Your assignment> A word-for-word restatement of the data is what is needed.

Extracted entries>
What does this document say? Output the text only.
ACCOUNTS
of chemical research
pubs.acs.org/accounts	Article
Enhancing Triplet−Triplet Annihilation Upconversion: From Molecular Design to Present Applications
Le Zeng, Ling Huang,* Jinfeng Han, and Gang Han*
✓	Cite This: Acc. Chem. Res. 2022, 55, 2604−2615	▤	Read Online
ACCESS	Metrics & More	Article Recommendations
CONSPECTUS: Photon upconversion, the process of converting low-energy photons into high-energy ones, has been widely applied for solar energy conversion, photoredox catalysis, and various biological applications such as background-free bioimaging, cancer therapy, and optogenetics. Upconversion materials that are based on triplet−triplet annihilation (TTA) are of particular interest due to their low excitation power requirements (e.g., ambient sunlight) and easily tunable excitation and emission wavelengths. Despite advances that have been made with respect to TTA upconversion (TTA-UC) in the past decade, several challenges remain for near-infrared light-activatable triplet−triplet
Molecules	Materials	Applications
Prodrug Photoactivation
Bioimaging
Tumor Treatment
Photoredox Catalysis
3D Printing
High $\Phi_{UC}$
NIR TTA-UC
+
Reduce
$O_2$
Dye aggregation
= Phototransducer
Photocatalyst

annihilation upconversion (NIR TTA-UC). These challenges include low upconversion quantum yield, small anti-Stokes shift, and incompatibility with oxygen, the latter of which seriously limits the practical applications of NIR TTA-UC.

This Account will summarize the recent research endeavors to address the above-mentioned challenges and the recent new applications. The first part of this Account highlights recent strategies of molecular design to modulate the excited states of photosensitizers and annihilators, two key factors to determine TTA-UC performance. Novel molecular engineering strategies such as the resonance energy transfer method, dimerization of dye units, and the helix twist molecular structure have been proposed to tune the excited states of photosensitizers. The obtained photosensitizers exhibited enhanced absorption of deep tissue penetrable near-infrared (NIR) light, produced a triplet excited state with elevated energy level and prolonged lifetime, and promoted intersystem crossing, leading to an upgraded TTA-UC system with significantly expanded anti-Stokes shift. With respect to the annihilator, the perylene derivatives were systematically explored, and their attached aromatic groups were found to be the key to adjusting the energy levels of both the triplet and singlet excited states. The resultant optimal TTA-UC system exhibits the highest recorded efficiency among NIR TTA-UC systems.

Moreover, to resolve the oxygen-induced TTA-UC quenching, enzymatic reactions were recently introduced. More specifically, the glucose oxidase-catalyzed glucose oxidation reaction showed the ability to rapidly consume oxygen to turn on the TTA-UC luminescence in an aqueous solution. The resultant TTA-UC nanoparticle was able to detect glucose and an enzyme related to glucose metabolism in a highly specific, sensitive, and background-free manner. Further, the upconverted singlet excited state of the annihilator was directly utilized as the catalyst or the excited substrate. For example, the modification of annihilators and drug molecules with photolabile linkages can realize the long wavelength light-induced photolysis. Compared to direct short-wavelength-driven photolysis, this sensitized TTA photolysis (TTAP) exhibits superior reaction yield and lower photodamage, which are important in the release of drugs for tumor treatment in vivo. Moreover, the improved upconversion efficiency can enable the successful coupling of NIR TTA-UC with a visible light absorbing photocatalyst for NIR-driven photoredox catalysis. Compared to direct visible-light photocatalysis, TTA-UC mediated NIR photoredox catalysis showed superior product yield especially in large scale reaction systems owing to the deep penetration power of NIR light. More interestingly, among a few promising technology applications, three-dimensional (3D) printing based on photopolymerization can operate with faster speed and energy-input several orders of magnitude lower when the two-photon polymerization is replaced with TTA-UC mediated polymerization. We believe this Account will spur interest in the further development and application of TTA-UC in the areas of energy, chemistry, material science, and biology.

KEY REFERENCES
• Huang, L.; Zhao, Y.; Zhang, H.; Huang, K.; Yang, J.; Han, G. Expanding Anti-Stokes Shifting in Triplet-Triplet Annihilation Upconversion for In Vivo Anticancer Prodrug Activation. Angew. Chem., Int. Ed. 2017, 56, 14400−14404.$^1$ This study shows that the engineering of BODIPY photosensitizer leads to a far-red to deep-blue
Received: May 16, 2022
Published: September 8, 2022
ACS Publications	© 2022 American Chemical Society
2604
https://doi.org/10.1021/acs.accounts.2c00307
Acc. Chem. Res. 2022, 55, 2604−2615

Task result>
What does this document say? Output the text only.
ACCOUNTS
of chemical research
pubs.acs.org/accounts	Article
Enhancing Triplet−Triplet Annihilation Upconversion: From Molecular Design to Present Applications
Le Zeng, Ling Huang,* Jinfeng Han, and Gang Han*
✓	Cite This: Acc. Chem. Res. 2022, 55, 2604−2615	▤	Read Online
ACCESS	Metrics & More	Article Recommendations
CONSPECTUS: Photon upconversion, the process of converting low-energy photons into high-energy ones, has been widely applied for solar energy conversion, photoredox catalysis, and various biological applications such as background-free bioimaging, cancer therapy, and optogenetics. Upconversion materials that are based on triplet−triplet annihilation (TTA) are of particular interest due to their low excitation power requirements (e.g., ambient sunlight) and easily tunable excitation and emission wavelengths. Despite advances that have been made with respect to TTA upconversion (TTA-UC) in the past decade, several challenges remain for near-infrared light-activatable triplet−triplet
Molecules	Materials	Applications
Prodrug Photoactivation
Bioimaging
Tumor Treatment
Photoredox Catalysis
3D Printing
High $\Phi_{UC}$
NIR TTA-UC
+
Reduce
$O_2$
Dye aggregation
= Phototransducer
Photocatalyst

annihilation upconversion (NIR TTA-UC). These challenges include low upconversion quantum yield, small anti-Stokes shift, and incompatibility with oxygen, the latter of which seriously limits the practical applications of NIR TTA-UC.

This Account will summarize the recent research endeavors to address the above-mentioned challenges and the recent new applications. The first part of this Account highlights recent strategies of molecular design to modulate the excited states of photosensitizers and annihilators, two key factors to determine TTA-UC performance. Novel molecular engineering strategies such as the resonance energy transfer method, dimerization of dye units, and the helix twist molecular structure have been proposed to tune the excited states of photosensitizers. The obtained photosensitizers exhibited enhanced absorption of deep tissue penetrable near-infrared (NIR) light, produced a triplet excited state with elevated energy level and prolonged lifetime, and promoted intersystem crossing, leading to an upgraded TTA-UC system with significantly expanded anti-Stokes shift. With respect to the annihilator, the perylene derivatives were systematically explored, and their attached aromatic groups were found to be the key to adjusting the energy levels of both the triplet and singlet excited states. The resultant optimal TTA-UC system exhibits the highest recorded efficiency among NIR TTA-UC systems.

Moreover, to resolve the oxygen-induced TTA-UC quenching, enzymatic reactions were recently introduced. More specifically, the glucose oxidase-catalyzed glucose oxidation reaction showed the ability to rapidly consume oxygen to turn on the TTA-UC luminescence in an aqueous solution. The resultant TTA-UC nanoparticle was able to detect glucose and an enzyme related to glucose metabolism in a highly specific, sensitive, and background-free manner. Further, the upconverted singlet excited state of the annihilator was directly utilized as the catalyst or the excited substrate. For example, the modification of annihilators and drug molecules with photolabile linkages can realize the long wavelength light-induced photolysis. Compared to direct short-wavelength-driven photolysis, this sensitized TTA photolysis (TTAP) exhibits superior reaction yield and lower photodamage, which are important in the release of drugs for tumor treatment in vivo. Moreover, the improved upconversion efficiency can enable the successful coupling of NIR TTA-UC with a visible light absorbing photocatalyst for NIR-driven photoredox catalysis. Compared to direct visible-light photocatalysis, TTA-UC mediated NIR photoredox catalysis showed superior product yield especially in large scale reaction systems owing to the deep penetration power of NIR light. More interestingly, among a few promising technology applications, three-dimensional (3D) printing based on photopolymerization can operate with faster speed and energy-input several orders of magnitude lower when the two-photon polymerization is replaced with TTA-UC mediated polymerization. We believe this Account will spur interest in the further development and application of TTA-UC in the areas of energy, chemistry, material science, and biology.

KEY REFERENCES
• Huang, L.; Zhao, Y.; Zhang, H.; Huang, K.; Yang, J.; Han, G. Expanding Anti-Stokes Shifting in Triplet-Triplet Annihilation Upconversion for In Vivo Anticancer Prodrug Activation. Angew. Chem., Int. Ed. 2017, 56, 14400−14404.$^1$ This study shows that the engineering of BODIPY photosensitizer leads to a far-red to deep-blue
Received: May 16, 2022
Published: September 8, 2022
ACS Publications	© 2022 American Chemical Society
2604
https://doi.org/10.1021/acs.accounts.2c00307
Acc. Chem. Res. 2022, 55, 2604−2615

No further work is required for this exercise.